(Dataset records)
^^^^^^^^^^^^^^^^
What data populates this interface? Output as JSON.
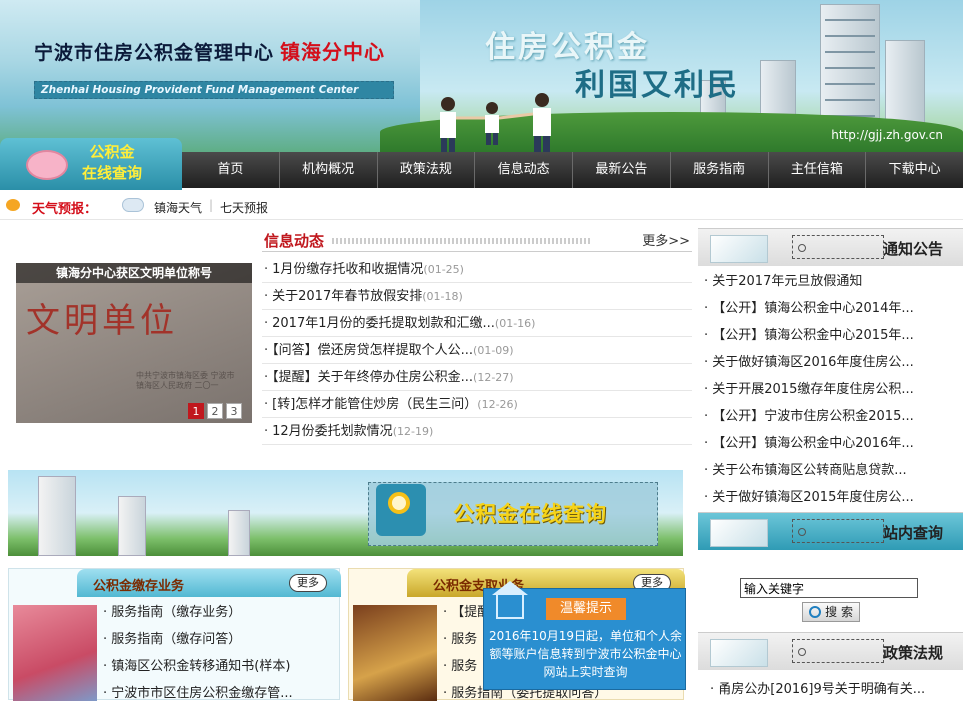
{
  "header": {
    "title_cn": "宁波市住房公积金管理中心",
    "title_branch": "镇海分中心",
    "title_en": "Zhenhai Housing Provident Fund Management Center",
    "slogan_1": "住房公积金",
    "slogan_2": "利国又利民",
    "url": "http://gjj.zh.gov.cn"
  },
  "logo": {
    "line1": "公积金",
    "line2": "在线查询"
  },
  "nav": [
    "首页",
    "机构概况",
    "政策法规",
    "信息动态",
    "最新公告",
    "服务指南",
    "主任信箱",
    "下载中心"
  ],
  "weather": {
    "label": "天气预报：",
    "today": "镇海天气",
    "separator": "|",
    "forecast": "七天预报"
  },
  "photo": {
    "caption": "镇海分中心获区文明单位称号",
    "plaque_text": "文明单位",
    "plaque_sub": "中共宁波市镇海区委 宁波市镇海区人民政府 二〇一",
    "pages": [
      "1",
      "2",
      "3"
    ],
    "active_page": "1"
  },
  "news": {
    "title": "信息动态",
    "more": "更多>>",
    "items": [
      {
        "text": "1月份缴存托收和收据情况",
        "date": "(01-25)"
      },
      {
        "text": "关于2017年春节放假安排",
        "date": "(01-18)"
      },
      {
        "text": "2017年1月份的委托提取划款和汇缴...",
        "date": "(01-16)"
      },
      {
        "text": "【问答】偿还房贷怎样提取个人公...",
        "date": "(01-09)"
      },
      {
        "text": "【提醒】关于年终停办住房公积金...",
        "date": "(12-27)"
      },
      {
        "text": "[转]怎样才能管住炒房（民生三问）",
        "date": "(12-26)"
      },
      {
        "text": "12月份委托划款情况",
        "date": "(12-19)"
      }
    ]
  },
  "notice": {
    "title": "通知公告",
    "items": [
      "关于2017年元旦放假通知",
      "【公开】镇海公积金中心2014年...",
      "【公开】镇海公积金中心2015年...",
      "关于做好镇海区2016年度住房公...",
      "关于开展2015缴存年度住房公积...",
      "【公开】宁波市住房公积金2015...",
      "【公开】镇海公积金中心2016年...",
      "关于公布镇海区公转商贴息贷款...",
      "关于做好镇海区2015年度住房公..."
    ]
  },
  "site_search": {
    "title": "站内查询",
    "input_value": "输入关键字",
    "button": "搜 索"
  },
  "policy": {
    "title": "政策法规",
    "first_item": "甬房公办[2016]9号关于明确有关..."
  },
  "query_banner": {
    "text": "公积金在线查询"
  },
  "deposit_panel": {
    "title": "公积金缴存业务",
    "more": "更多",
    "items": [
      "服务指南（缴存业务）",
      "服务指南（缴存问答）",
      "镇海区公积金转移通知书(样本)",
      "宁波市市区住房公积金缴存管..."
    ]
  },
  "withdraw_panel": {
    "title": "公积金支取业务",
    "more": "更多",
    "items": [
      "【提醒】",
      "服务",
      "服务",
      "服务指南（委托提取问答）"
    ]
  },
  "popup": {
    "header": "温馨提示",
    "body": "2016年10月19日起，单位和个人余额等账户信息转到宁波市公积金中心网站上实时查询"
  },
  "colors": {
    "accent_red": "#d40f1b",
    "nav_bg": "#2e2e2e",
    "popup_bg": "#2a8fd0",
    "popup_header": "#f08a2a"
  }
}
^^^^^^^^^^^^^^^^
## Work to do
Quote every record above exactly, leaving out any pictures.

## The solution
What data populates this interface? Output as JSON.
{
  "header": {
    "title_cn": "宁波市住房公积金管理中心",
    "title_branch": "镇海分中心",
    "title_en": "Zhenhai Housing Provident Fund Management Center",
    "slogan_1": "住房公积金",
    "slogan_2": "利国又利民",
    "url": "http://gjj.zh.gov.cn"
  },
  "logo": {
    "line1": "公积金",
    "line2": "在线查询"
  },
  "nav": [
    "首页",
    "机构概况",
    "政策法规",
    "信息动态",
    "最新公告",
    "服务指南",
    "主任信箱",
    "下载中心"
  ],
  "weather": {
    "label": "天气预报：",
    "today": "镇海天气",
    "separator": "|",
    "forecast": "七天预报"
  },
  "photo": {
    "caption": "镇海分中心获区文明单位称号",
    "plaque_text": "文明单位",
    "plaque_sub": "中共宁波市镇海区委 宁波市镇海区人民政府 二〇一",
    "pages": [
      "1",
      "2",
      "3"
    ],
    "active_page": "1"
  },
  "news": {
    "title": "信息动态",
    "more": "更多>>",
    "items": [
      {
        "text": "1月份缴存托收和收据情况",
        "date": "(01-25)"
      },
      {
        "text": "关于2017年春节放假安排",
        "date": "(01-18)"
      },
      {
        "text": "2017年1月份的委托提取划款和汇缴...",
        "date": "(01-16)"
      },
      {
        "text": "【问答】偿还房贷怎样提取个人公...",
        "date": "(01-09)"
      },
      {
        "text": "【提醒】关于年终停办住房公积金...",
        "date": "(12-27)"
      },
      {
        "text": "[转]怎样才能管住炒房（民生三问）",
        "date": "(12-26)"
      },
      {
        "text": "12月份委托划款情况",
        "date": "(12-19)"
      }
    ]
  },
  "notice": {
    "title": "通知公告",
    "items": [
      "关于2017年元旦放假通知",
      "【公开】镇海公积金中心2014年...",
      "【公开】镇海公积金中心2015年...",
      "关于做好镇海区2016年度住房公...",
      "关于开展2015缴存年度住房公积...",
      "【公开】宁波市住房公积金2015...",
      "【公开】镇海公积金中心2016年...",
      "关于公布镇海区公转商贴息贷款...",
      "关于做好镇海区2015年度住房公..."
    ]
  },
  "site_search": {
    "title": "站内查询",
    "input_value": "输入关键字",
    "button": "搜 索"
  },
  "policy": {
    "title": "政策法规",
    "first_item": "甬房公办[2016]9号关于明确有关..."
  },
  "query_banner": {
    "text": "公积金在线查询"
  },
  "deposit_panel": {
    "title": "公积金缴存业务",
    "more": "更多",
    "items": [
      "服务指南（缴存业务）",
      "服务指南（缴存问答）",
      "镇海区公积金转移通知书(样本)",
      "宁波市市区住房公积金缴存管..."
    ]
  },
  "withdraw_panel": {
    "title": "公积金支取业务",
    "more": "更多",
    "items": [
      "【提醒】",
      "服务",
      "服务",
      "服务指南（委托提取问答）"
    ]
  },
  "popup": {
    "header": "温馨提示",
    "body": "2016年10月19日起，单位和个人余额等账户信息转到宁波市公积金中心网站上实时查询"
  },
  "colors": {
    "accent_red": "#d40f1b",
    "nav_bg": "#2e2e2e",
    "popup_bg": "#2a8fd0",
    "popup_header": "#f08a2a"
  }
}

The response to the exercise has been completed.